* START *

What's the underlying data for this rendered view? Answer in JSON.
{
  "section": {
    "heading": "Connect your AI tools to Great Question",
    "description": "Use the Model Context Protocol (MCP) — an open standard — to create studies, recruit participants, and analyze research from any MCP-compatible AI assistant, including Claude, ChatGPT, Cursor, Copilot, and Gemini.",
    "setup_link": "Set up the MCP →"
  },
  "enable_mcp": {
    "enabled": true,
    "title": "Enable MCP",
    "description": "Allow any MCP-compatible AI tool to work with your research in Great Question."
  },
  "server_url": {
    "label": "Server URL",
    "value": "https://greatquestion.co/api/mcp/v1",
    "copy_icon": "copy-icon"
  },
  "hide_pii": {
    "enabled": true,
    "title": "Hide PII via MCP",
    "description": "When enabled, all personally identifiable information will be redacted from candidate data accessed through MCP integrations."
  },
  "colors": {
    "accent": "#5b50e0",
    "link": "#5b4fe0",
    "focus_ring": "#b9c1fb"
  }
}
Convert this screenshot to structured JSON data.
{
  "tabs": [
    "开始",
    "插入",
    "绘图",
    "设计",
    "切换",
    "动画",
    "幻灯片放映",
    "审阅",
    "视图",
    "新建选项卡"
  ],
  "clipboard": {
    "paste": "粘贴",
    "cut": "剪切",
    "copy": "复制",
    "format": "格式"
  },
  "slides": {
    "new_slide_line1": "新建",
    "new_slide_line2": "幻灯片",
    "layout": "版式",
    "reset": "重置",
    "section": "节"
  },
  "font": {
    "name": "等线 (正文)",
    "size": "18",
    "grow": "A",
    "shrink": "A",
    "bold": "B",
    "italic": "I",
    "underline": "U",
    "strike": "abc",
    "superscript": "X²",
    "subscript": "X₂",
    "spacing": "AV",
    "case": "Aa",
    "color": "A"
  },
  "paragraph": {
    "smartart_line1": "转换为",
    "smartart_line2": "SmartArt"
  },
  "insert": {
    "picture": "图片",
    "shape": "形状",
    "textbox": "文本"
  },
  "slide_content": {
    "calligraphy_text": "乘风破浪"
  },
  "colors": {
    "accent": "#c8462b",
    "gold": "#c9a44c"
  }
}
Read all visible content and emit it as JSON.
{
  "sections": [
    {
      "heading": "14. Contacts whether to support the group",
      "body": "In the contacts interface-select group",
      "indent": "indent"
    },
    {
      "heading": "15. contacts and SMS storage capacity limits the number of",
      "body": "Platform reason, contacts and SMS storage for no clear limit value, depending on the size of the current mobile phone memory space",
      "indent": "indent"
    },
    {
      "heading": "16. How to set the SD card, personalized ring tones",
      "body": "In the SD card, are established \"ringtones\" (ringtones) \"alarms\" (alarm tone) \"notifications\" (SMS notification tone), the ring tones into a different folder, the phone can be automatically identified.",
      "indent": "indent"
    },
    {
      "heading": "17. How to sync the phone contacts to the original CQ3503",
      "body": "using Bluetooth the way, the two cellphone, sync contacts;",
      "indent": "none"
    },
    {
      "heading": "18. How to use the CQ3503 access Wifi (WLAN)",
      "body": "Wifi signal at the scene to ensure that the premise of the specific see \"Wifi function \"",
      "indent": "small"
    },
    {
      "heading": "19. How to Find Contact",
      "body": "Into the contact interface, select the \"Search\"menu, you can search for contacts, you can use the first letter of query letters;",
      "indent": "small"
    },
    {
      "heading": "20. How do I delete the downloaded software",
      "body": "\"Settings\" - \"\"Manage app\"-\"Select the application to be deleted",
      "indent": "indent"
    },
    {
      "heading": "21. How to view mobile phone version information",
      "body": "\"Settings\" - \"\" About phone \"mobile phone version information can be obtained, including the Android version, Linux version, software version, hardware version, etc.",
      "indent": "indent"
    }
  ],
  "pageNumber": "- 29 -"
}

* END *

Instructions to follow:
All of the entries above must be quoted exactly.

Answer to the exercise:
What's the underlying data for this rendered view? Answer in JSON.
{
  "section": {
    "heading": "Connect your AI tools to Great Question",
    "description": "Use the Model Context Protocol (MCP) — an open standard — to create studies, recruit participants, and analyze research from any MCP-compatible AI assistant, including Claude, ChatGPT, Cursor, Copilot, and Gemini.",
    "setup_link": "Set up the MCP →"
  },
  "enable_mcp": {
    "enabled": true,
    "title": "Enable MCP",
    "description": "Allow any MCP-compatible AI tool to work with your research in Great Question."
  },
  "server_url": {
    "label": "Server URL",
    "value": "https://greatquestion.co/api/mcp/v1",
    "copy_icon": "copy-icon"
  },
  "hide_pii": {
    "enabled": true,
    "title": "Hide PII via MCP",
    "description": "When enabled, all personally identifiable information will be redacted from candidate data accessed through MCP integrations."
  },
  "colors": {
    "accent": "#5b50e0",
    "link": "#5b4fe0",
    "focus_ring": "#b9c1fb"
  }
}
Convert this screenshot to structured JSON data.
{
  "tabs": [
    "开始",
    "插入",
    "绘图",
    "设计",
    "切换",
    "动画",
    "幻灯片放映",
    "审阅",
    "视图",
    "新建选项卡"
  ],
  "clipboard": {
    "paste": "粘贴",
    "cut": "剪切",
    "copy": "复制",
    "format": "格式"
  },
  "slides": {
    "new_slide_line1": "新建",
    "new_slide_line2": "幻灯片",
    "layout": "版式",
    "reset": "重置",
    "section": "节"
  },
  "font": {
    "name": "等线 (正文)",
    "size": "18",
    "grow": "A",
    "shrink": "A",
    "bold": "B",
    "italic": "I",
    "underline": "U",
    "strike": "abc",
    "superscript": "X²",
    "subscript": "X₂",
    "spacing": "AV",
    "case": "Aa",
    "color": "A"
  },
  "paragraph": {
    "smartart_line1": "转换为",
    "smartart_line2": "SmartArt"
  },
  "insert": {
    "picture": "图片",
    "shape": "形状",
    "textbox": "文本"
  },
  "slide_content": {
    "calligraphy_text": "乘风破浪"
  },
  "colors": {
    "accent": "#c8462b",
    "gold": "#c9a44c"
  }
}
Read all visible content and emit it as JSON.
{
  "sections": [
    {
      "heading": "14. Contacts whether to support the group",
      "body": "In the contacts interface-select group",
      "indent": "indent"
    },
    {
      "heading": "15. contacts and SMS storage capacity limits the number of",
      "body": "Platform reason, contacts and SMS storage for no clear limit value, depending on the size of the current mobile phone memory space",
      "indent": "indent"
    },
    {
      "heading": "16. How to set the SD card, personalized ring tones",
      "body": "In the SD card, are established \"ringtones\" (ringtones) \"alarms\" (alarm tone) \"notifications\" (SMS notification tone), the ring tones into a different folder, the phone can be automatically identified.",
      "indent": "indent"
    },
    {
      "heading": "17. How to sync the phone contacts to the original CQ3503",
      "body": "using Bluetooth the way, the two cellphone, sync contacts;",
      "indent": "none"
    },
    {
      "heading": "18. How to use the CQ3503 access Wifi (WLAN)",
      "body": "Wifi signal at the scene to ensure that the premise of the specific see \"Wifi function \"",
      "indent": "small"
    },
    {
      "heading": "19. How to Find Contact",
      "body": "Into the contact interface, select the \"Search\"menu, you can search for contacts, you can use the first letter of query letters;",
      "indent": "small"
    },
    {
      "heading": "20. How do I delete the downloaded software",
      "body": "\"Settings\" - \"\"Manage app\"-\"Select the application to be deleted",
      "indent": "indent"
    },
    {
      "heading": "21. How to view mobile phone version information",
      "body": "\"Settings\" - \"\" About phone \"mobile phone version information can be obtained, including the Android version, Linux version, software version, hardware version, etc.",
      "indent": "indent"
    }
  ],
  "pageNumber": "- 29 -"
}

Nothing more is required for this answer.